[Begin MATERIAL FOR THIS TASK]

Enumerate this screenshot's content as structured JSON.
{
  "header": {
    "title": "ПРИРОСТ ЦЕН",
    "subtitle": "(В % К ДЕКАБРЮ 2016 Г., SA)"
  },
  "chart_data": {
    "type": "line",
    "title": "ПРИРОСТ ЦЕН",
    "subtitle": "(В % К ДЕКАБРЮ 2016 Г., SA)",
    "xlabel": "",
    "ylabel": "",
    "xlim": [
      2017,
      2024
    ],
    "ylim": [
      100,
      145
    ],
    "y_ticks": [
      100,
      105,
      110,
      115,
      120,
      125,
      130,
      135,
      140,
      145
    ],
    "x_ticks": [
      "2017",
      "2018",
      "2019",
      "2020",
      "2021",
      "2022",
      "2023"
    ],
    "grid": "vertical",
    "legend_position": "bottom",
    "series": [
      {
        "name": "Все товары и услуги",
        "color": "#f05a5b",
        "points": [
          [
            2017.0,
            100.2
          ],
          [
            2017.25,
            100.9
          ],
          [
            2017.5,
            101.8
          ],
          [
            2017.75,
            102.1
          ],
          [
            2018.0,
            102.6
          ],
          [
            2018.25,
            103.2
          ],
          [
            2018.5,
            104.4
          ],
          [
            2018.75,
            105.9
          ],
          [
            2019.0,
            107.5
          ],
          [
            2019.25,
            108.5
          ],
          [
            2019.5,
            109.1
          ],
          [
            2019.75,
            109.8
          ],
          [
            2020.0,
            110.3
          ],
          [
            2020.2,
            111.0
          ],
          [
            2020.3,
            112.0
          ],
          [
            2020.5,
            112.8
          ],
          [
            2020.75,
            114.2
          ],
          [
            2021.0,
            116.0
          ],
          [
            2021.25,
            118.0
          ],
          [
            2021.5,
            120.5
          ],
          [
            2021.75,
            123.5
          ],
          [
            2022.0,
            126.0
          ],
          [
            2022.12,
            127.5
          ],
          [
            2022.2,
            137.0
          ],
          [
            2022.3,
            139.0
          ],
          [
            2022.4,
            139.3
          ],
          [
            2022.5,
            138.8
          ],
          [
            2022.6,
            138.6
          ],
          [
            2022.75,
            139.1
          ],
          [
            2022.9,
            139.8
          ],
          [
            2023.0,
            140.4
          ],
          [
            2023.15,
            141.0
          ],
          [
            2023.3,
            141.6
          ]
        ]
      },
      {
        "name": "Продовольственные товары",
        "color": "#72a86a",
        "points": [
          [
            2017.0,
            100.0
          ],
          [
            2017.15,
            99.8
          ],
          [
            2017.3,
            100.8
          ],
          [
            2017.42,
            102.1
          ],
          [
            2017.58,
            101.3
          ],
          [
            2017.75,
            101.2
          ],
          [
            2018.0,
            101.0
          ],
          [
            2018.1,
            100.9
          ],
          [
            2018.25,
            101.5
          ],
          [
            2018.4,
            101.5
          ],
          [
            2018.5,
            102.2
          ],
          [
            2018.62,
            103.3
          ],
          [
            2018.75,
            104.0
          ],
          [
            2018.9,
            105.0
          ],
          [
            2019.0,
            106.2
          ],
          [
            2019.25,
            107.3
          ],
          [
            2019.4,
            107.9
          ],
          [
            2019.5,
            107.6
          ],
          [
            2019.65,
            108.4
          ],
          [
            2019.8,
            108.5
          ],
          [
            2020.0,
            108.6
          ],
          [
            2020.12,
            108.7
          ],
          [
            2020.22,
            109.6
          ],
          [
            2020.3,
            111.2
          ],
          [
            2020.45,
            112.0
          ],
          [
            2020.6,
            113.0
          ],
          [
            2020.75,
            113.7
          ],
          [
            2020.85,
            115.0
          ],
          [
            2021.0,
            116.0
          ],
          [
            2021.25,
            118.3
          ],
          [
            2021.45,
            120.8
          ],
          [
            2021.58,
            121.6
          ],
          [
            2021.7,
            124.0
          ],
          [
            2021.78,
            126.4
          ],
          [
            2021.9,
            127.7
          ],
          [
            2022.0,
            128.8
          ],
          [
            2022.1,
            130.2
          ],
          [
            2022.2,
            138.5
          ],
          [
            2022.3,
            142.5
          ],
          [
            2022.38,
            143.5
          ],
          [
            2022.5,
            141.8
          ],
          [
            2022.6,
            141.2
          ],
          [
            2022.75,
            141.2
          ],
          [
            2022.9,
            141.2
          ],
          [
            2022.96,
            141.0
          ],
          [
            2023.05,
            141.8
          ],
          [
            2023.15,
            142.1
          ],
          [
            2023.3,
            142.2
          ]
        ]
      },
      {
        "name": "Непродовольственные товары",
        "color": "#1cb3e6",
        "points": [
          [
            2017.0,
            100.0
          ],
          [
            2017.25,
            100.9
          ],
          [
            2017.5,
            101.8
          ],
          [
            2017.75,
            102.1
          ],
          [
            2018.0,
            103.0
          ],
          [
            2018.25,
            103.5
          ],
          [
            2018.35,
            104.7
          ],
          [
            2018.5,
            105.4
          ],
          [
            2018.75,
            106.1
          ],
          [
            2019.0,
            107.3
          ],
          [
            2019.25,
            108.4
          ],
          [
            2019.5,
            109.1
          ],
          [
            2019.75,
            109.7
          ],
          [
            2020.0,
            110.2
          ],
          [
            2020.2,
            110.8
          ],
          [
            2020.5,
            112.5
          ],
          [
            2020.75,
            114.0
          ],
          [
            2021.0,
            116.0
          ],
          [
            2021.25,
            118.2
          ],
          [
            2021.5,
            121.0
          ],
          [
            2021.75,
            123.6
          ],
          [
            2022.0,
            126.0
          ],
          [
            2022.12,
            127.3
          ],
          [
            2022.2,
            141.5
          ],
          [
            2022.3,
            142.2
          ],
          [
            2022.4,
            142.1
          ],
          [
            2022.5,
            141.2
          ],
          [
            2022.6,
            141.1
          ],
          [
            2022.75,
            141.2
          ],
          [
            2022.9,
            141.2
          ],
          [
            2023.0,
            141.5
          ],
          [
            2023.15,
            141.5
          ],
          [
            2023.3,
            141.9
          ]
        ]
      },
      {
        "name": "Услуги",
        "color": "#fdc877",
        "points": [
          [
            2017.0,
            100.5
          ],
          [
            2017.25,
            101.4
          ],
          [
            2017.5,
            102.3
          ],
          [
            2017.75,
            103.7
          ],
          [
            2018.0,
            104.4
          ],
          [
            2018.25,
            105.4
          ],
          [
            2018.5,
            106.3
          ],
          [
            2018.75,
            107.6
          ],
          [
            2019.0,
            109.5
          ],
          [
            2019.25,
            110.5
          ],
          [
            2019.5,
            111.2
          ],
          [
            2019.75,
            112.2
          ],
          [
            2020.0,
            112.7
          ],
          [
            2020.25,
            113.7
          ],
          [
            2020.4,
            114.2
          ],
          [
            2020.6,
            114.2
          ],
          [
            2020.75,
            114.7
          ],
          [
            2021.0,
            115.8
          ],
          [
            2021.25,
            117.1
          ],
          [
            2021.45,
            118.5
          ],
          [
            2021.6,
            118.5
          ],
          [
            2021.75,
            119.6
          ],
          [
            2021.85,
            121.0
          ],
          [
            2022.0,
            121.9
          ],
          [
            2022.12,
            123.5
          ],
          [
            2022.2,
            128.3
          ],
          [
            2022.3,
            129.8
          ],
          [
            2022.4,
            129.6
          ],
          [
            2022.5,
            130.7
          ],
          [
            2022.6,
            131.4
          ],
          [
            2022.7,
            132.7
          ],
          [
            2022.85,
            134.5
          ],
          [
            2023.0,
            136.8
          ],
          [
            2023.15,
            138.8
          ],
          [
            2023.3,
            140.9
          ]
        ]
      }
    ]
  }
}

[End MATERIAL FOR THIS TASK]

▶ [YOUR TASK]: Search the data above for the word "subtitle", then gather each line in which it appears.

▶ [EXERCISE ANSWER]:
    "subtitle": "(В % К ДЕКАБРЮ 2016 Г., SA)"
    "subtitle": "(В % К ДЕКАБРЮ 2016 Г., SA)",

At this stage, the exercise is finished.